[Exercise] Scan the records for "Cerebellum". Show the matching lines.

****************

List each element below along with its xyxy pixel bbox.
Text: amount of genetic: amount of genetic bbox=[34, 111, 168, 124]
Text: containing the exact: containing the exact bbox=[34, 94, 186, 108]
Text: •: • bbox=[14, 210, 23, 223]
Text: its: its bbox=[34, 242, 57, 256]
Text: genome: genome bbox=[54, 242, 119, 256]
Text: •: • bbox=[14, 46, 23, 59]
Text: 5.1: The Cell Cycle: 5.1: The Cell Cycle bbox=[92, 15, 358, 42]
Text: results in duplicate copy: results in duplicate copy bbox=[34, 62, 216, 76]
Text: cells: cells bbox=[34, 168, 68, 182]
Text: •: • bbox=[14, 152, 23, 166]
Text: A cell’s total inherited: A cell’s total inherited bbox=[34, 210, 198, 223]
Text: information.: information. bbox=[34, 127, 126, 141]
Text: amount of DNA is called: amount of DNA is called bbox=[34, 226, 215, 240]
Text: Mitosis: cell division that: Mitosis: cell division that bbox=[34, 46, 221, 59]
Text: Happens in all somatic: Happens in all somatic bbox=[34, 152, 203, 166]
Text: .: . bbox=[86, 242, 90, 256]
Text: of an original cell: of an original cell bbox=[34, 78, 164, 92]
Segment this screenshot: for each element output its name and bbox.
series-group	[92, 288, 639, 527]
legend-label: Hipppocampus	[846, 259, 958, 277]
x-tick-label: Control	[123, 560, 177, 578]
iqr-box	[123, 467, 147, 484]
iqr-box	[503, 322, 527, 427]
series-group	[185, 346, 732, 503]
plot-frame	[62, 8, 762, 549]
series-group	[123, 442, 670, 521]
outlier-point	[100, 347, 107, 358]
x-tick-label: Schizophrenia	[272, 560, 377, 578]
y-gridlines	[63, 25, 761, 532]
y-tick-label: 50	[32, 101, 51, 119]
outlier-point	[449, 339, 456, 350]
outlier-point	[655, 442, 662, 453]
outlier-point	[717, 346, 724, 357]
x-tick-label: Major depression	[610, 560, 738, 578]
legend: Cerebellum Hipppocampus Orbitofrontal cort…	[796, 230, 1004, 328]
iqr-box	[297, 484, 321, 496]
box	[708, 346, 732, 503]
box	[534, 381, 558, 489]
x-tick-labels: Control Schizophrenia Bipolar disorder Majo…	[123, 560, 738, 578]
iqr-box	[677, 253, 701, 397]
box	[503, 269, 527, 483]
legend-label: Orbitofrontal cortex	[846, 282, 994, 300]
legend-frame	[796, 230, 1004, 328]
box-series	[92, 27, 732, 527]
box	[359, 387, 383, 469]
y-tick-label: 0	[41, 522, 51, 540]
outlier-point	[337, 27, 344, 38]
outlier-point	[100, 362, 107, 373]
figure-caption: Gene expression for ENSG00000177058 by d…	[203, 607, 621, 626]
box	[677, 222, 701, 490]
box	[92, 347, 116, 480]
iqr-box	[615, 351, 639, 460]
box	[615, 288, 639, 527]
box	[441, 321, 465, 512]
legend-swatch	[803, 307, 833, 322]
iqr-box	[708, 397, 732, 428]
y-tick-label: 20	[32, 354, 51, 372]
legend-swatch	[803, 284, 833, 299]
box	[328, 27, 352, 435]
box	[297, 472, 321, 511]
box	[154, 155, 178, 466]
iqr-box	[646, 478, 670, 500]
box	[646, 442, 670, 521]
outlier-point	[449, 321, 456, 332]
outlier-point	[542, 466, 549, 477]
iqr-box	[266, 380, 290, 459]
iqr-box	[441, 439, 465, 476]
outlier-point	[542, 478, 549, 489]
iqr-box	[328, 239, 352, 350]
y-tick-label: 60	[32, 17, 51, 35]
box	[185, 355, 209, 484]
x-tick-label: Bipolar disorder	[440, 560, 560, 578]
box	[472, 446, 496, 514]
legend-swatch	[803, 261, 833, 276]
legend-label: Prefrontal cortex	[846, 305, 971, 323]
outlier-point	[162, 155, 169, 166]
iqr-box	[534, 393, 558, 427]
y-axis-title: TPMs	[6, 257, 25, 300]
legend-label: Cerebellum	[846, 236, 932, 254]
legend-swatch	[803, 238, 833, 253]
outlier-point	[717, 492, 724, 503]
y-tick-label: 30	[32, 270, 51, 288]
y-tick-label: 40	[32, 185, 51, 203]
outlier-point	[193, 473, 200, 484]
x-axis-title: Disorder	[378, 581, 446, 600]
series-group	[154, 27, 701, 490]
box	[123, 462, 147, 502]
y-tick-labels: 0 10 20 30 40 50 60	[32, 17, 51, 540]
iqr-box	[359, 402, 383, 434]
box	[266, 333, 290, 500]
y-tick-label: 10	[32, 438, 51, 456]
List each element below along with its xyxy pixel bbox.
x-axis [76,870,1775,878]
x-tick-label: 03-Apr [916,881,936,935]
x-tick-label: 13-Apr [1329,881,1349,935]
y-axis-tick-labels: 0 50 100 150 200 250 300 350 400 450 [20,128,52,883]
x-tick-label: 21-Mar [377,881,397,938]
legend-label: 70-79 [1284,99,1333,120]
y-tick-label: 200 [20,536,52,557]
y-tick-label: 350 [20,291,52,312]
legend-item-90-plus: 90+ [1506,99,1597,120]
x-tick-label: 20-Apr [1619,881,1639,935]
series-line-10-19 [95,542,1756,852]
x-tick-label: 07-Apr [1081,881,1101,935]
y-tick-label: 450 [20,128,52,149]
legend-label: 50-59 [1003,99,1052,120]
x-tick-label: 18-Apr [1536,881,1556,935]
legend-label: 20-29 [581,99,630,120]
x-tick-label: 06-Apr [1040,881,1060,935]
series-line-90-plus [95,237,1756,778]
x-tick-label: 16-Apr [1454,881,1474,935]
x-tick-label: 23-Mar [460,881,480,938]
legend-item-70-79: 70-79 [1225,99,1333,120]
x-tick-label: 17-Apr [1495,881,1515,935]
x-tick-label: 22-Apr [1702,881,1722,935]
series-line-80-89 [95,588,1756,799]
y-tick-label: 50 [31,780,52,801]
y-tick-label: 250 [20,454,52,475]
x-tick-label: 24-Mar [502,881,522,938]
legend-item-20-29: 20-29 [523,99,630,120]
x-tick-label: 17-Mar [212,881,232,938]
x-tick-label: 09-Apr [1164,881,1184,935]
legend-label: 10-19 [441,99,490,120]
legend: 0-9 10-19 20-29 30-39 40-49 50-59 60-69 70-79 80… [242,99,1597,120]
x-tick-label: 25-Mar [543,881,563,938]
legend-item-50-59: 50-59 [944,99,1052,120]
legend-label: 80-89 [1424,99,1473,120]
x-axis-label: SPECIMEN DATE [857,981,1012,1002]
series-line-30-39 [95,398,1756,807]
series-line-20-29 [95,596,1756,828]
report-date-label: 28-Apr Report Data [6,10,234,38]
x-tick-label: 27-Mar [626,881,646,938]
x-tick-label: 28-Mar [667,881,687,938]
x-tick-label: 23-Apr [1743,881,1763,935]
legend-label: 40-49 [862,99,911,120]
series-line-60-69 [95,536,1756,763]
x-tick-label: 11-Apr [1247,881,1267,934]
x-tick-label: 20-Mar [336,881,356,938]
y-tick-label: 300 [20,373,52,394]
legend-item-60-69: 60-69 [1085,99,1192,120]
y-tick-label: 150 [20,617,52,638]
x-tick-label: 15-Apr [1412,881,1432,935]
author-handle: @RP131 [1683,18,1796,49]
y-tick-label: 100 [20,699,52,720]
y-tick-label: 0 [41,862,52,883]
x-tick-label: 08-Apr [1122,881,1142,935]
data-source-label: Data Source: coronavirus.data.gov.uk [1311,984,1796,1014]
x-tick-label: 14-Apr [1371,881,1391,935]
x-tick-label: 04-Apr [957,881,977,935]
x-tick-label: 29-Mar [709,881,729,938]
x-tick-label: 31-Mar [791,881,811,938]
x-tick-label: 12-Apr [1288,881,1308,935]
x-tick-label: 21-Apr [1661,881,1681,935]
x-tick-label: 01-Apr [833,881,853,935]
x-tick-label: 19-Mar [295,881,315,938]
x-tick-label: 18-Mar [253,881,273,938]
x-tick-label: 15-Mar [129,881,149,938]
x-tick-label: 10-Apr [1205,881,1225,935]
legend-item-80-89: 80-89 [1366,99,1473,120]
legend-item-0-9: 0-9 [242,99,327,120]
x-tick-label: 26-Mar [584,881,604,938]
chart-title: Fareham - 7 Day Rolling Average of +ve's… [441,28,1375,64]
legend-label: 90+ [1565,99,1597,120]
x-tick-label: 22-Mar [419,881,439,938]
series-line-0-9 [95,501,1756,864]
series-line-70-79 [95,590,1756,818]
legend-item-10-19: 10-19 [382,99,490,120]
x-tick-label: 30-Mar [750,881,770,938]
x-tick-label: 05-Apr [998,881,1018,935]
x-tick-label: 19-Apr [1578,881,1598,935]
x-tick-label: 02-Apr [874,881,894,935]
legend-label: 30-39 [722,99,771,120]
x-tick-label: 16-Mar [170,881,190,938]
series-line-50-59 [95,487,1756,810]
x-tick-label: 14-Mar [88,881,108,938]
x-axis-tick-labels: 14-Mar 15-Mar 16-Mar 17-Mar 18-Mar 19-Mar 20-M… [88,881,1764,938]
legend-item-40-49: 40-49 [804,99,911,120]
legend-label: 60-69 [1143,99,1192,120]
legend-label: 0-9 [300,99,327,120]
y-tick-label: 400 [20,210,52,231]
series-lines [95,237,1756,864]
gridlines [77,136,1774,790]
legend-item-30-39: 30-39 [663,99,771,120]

****************

[Solved problem]
legend: Cerebellum Hipppocampus Orbitofrontal cort…	[796, 230, 1004, 328]
legend-label: Cerebellum	[846, 236, 932, 254]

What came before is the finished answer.